:: DATA TO USE ::
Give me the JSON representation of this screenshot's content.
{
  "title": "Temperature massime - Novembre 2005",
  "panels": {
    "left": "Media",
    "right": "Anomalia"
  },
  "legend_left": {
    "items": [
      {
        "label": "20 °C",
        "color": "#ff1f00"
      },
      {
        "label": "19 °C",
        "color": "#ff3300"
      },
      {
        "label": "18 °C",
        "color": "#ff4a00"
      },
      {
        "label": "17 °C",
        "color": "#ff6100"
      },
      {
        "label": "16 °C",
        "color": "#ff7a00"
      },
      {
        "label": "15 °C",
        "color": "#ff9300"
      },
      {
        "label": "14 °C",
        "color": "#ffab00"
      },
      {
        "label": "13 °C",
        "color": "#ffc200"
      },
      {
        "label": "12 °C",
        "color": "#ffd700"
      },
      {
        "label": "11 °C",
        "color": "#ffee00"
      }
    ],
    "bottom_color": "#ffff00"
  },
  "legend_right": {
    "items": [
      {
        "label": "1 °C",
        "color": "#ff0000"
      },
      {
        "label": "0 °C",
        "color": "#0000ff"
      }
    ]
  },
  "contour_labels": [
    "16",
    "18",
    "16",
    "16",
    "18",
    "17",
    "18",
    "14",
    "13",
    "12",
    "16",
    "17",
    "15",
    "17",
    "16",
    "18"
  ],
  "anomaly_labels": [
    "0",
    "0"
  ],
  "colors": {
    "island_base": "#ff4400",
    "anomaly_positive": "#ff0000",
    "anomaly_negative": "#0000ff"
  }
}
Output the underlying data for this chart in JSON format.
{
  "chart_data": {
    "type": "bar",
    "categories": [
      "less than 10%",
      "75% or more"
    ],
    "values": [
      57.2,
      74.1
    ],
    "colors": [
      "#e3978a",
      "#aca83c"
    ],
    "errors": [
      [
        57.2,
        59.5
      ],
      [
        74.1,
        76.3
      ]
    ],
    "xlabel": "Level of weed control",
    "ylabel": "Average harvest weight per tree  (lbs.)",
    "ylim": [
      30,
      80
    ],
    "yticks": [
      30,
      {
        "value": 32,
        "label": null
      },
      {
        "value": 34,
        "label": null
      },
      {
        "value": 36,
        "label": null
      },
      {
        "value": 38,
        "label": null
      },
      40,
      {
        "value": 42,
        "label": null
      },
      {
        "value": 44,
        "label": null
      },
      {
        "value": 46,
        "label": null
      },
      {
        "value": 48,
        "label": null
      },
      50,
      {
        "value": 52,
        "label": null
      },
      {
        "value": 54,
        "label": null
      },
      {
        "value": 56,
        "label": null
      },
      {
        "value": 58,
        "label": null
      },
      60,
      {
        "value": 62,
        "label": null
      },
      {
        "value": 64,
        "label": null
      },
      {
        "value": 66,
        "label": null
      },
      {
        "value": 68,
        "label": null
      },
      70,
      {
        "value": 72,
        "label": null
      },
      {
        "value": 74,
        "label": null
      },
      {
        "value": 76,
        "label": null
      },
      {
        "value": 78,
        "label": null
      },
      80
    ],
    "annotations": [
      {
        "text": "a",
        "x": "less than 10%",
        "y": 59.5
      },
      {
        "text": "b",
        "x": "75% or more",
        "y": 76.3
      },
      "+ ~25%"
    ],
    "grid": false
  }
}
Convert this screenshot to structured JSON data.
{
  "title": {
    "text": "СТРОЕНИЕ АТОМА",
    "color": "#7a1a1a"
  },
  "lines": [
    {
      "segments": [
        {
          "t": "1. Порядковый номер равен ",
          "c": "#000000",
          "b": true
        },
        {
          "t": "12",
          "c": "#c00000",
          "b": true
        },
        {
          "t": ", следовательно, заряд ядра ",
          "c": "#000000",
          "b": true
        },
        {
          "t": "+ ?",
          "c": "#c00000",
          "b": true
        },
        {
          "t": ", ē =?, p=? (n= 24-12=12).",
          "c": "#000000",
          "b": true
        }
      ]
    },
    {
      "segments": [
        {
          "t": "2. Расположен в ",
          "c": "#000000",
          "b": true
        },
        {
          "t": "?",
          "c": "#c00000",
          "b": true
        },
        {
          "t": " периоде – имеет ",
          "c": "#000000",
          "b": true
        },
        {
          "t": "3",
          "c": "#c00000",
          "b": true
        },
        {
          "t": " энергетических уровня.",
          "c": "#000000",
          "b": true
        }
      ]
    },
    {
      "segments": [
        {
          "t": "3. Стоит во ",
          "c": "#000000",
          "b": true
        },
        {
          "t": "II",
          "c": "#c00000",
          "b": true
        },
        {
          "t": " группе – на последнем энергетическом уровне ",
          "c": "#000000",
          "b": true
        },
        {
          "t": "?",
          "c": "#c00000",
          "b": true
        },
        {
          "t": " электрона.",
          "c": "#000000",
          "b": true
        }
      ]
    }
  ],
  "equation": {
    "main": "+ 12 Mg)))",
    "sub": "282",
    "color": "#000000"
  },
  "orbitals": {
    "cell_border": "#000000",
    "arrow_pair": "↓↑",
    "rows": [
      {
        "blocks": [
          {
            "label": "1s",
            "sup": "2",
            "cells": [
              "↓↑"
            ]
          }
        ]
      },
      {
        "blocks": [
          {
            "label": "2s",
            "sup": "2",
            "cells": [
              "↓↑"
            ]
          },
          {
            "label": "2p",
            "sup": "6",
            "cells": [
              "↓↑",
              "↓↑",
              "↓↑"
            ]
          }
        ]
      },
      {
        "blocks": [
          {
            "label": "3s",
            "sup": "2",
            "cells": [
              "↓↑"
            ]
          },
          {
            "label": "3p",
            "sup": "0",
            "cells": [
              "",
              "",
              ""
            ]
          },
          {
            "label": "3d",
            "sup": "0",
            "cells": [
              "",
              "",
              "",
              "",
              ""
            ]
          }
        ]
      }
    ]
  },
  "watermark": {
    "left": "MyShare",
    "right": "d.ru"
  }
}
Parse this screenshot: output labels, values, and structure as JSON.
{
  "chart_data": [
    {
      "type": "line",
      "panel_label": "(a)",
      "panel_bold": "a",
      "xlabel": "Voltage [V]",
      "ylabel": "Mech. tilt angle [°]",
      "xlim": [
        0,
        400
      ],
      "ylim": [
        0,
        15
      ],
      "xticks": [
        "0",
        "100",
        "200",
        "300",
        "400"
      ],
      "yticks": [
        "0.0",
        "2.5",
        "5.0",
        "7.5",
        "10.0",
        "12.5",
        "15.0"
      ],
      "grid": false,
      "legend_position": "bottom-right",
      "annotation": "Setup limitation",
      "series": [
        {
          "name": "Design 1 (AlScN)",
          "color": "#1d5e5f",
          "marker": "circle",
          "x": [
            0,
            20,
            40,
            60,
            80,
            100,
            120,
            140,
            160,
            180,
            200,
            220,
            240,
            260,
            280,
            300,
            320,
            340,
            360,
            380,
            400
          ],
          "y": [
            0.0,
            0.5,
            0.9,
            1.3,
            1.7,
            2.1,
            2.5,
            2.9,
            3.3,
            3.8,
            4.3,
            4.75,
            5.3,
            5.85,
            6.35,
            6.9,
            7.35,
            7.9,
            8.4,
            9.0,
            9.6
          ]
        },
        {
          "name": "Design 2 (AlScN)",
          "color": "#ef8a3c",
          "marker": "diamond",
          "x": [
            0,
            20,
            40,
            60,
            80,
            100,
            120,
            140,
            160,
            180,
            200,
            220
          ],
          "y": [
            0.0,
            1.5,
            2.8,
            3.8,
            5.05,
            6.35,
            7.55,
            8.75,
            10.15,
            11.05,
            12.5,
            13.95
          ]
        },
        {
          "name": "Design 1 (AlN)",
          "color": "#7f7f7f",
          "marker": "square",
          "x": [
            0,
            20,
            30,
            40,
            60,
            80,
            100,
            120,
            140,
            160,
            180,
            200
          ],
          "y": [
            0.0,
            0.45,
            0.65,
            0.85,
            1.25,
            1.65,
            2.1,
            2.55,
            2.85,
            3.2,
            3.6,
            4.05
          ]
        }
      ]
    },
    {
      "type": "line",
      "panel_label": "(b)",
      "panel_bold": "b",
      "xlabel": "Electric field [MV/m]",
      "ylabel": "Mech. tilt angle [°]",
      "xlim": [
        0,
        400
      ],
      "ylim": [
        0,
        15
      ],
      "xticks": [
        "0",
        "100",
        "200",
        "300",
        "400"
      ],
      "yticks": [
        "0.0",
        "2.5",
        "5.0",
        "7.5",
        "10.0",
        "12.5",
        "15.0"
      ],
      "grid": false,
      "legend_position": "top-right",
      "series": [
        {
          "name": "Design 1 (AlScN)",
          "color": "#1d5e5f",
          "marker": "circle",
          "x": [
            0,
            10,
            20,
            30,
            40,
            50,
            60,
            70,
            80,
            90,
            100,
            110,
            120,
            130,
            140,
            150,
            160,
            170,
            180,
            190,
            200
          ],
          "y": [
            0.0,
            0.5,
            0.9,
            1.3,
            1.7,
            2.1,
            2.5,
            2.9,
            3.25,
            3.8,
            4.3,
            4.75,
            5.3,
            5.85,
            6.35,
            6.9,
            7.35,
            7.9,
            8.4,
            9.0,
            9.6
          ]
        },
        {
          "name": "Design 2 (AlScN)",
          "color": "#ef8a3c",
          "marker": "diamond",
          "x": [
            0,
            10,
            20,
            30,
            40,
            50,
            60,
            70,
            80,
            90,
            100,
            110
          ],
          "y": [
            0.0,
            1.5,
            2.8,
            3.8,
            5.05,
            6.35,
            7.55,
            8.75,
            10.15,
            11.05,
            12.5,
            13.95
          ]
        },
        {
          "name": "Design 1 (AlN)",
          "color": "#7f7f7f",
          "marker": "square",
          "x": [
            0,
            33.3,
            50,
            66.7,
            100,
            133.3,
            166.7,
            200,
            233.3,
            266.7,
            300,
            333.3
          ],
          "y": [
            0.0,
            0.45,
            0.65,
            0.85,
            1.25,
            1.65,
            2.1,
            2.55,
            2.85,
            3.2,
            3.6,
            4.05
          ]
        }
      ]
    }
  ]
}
:::
TASK DETAILS
Identify each line containing the string "JSON" and copy it out.

ANSWER FOR THIS EXERCISE
Give me the JSON representation of this screenshot's content.
Output the underlying data for this chart in JSON format.
Convert this screenshot to structured JSON data.
Parse this screenshot: output labels, values, and structure as JSON.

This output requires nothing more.